::: DATA PROVIDED

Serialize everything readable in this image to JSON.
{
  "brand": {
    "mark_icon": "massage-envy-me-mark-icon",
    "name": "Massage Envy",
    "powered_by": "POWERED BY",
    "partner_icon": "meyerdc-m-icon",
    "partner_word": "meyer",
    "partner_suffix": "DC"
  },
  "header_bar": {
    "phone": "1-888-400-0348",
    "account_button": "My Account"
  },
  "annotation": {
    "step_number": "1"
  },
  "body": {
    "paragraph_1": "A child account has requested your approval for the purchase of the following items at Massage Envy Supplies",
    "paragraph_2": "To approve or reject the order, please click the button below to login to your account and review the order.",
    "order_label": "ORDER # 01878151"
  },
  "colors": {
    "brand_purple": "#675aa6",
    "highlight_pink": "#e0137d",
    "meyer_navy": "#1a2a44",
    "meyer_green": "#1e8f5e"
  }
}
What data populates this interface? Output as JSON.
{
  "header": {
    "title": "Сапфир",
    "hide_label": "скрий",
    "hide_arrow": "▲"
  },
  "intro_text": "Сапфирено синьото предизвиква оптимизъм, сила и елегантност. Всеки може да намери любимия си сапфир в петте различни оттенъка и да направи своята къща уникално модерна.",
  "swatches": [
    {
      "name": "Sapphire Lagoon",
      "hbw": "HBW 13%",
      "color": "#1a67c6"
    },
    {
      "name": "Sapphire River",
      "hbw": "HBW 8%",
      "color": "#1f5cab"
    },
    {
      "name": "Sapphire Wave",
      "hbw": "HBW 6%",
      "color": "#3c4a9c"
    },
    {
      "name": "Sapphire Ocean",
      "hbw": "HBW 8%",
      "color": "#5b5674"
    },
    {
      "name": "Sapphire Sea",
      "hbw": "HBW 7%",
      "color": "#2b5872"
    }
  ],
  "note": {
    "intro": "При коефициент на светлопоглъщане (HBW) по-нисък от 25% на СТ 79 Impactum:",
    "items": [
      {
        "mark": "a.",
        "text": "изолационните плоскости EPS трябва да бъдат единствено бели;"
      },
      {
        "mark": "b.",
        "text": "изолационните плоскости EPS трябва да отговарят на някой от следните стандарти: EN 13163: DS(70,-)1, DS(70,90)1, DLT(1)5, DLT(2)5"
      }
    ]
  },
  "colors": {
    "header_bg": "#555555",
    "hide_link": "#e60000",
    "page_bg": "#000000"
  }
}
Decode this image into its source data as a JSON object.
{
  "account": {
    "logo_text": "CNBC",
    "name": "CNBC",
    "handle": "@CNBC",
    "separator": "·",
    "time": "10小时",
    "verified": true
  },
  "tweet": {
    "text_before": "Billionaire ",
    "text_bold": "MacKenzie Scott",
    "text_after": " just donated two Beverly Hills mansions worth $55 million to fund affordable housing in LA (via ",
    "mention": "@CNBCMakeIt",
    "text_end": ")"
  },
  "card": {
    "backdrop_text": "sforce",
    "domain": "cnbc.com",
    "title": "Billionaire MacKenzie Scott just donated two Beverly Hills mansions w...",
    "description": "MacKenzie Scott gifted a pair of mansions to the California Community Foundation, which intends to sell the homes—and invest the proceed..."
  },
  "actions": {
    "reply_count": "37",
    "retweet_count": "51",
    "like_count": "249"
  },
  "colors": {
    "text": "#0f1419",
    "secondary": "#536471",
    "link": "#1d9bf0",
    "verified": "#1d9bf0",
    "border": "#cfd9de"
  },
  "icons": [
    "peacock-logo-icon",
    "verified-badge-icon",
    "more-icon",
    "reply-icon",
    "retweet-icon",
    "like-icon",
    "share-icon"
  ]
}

::::::

:: AIM ::
Return the whole listing exactly, with every line included.

:: SOLUTION TO THE PROBLEM ::
Serialize everything readable in this image to JSON.
{
  "brand": {
    "mark_icon": "massage-envy-me-mark-icon",
    "name": "Massage Envy",
    "powered_by": "POWERED BY",
    "partner_icon": "meyerdc-m-icon",
    "partner_word": "meyer",
    "partner_suffix": "DC"
  },
  "header_bar": {
    "phone": "1-888-400-0348",
    "account_button": "My Account"
  },
  "annotation": {
    "step_number": "1"
  },
  "body": {
    "paragraph_1": "A child account has requested your approval for the purchase of the following items at Massage Envy Supplies",
    "paragraph_2": "To approve or reject the order, please click the button below to login to your account and review the order.",
    "order_label": "ORDER # 01878151"
  },
  "colors": {
    "brand_purple": "#675aa6",
    "highlight_pink": "#e0137d",
    "meyer_navy": "#1a2a44",
    "meyer_green": "#1e8f5e"
  }
}
What data populates this interface? Output as JSON.
{
  "header": {
    "title": "Сапфир",
    "hide_label": "скрий",
    "hide_arrow": "▲"
  },
  "intro_text": "Сапфирено синьото предизвиква оптимизъм, сила и елегантност. Всеки може да намери любимия си сапфир в петте различни оттенъка и да направи своята къща уникално модерна.",
  "swatches": [
    {
      "name": "Sapphire Lagoon",
      "hbw": "HBW 13%",
      "color": "#1a67c6"
    },
    {
      "name": "Sapphire River",
      "hbw": "HBW 8%",
      "color": "#1f5cab"
    },
    {
      "name": "Sapphire Wave",
      "hbw": "HBW 6%",
      "color": "#3c4a9c"
    },
    {
      "name": "Sapphire Ocean",
      "hbw": "HBW 8%",
      "color": "#5b5674"
    },
    {
      "name": "Sapphire Sea",
      "hbw": "HBW 7%",
      "color": "#2b5872"
    }
  ],
  "note": {
    "intro": "При коефициент на светлопоглъщане (HBW) по-нисък от 25% на СТ 79 Impactum:",
    "items": [
      {
        "mark": "a.",
        "text": "изолационните плоскости EPS трябва да бъдат единствено бели;"
      },
      {
        "mark": "b.",
        "text": "изолационните плоскости EPS трябва да отговарят на някой от следните стандарти: EN 13163: DS(70,-)1, DS(70,90)1, DLT(1)5, DLT(2)5"
      }
    ]
  },
  "colors": {
    "header_bg": "#555555",
    "hide_link": "#e60000",
    "page_bg": "#000000"
  }
}
Decode this image into its source data as a JSON object.
{
  "account": {
    "logo_text": "CNBC",
    "name": "CNBC",
    "handle": "@CNBC",
    "separator": "·",
    "time": "10小时",
    "verified": true
  },
  "tweet": {
    "text_before": "Billionaire ",
    "text_bold": "MacKenzie Scott",
    "text_after": " just donated two Beverly Hills mansions worth $55 million to fund affordable housing in LA (via ",
    "mention": "@CNBCMakeIt",
    "text_end": ")"
  },
  "card": {
    "backdrop_text": "sforce",
    "domain": "cnbc.com",
    "title": "Billionaire MacKenzie Scott just donated two Beverly Hills mansions w...",
    "description": "MacKenzie Scott gifted a pair of mansions to the California Community Foundation, which intends to sell the homes—and invest the proceed..."
  },
  "actions": {
    "reply_count": "37",
    "retweet_count": "51",
    "like_count": "249"
  },
  "colors": {
    "text": "#0f1419",
    "secondary": "#536471",
    "link": "#1d9bf0",
    "verified": "#1d9bf0",
    "border": "#cfd9de"
  },
  "icons": [
    "peacock-logo-icon",
    "verified-badge-icon",
    "more-icon",
    "reply-icon",
    "retweet-icon",
    "like-icon",
    "share-icon"
  ]
}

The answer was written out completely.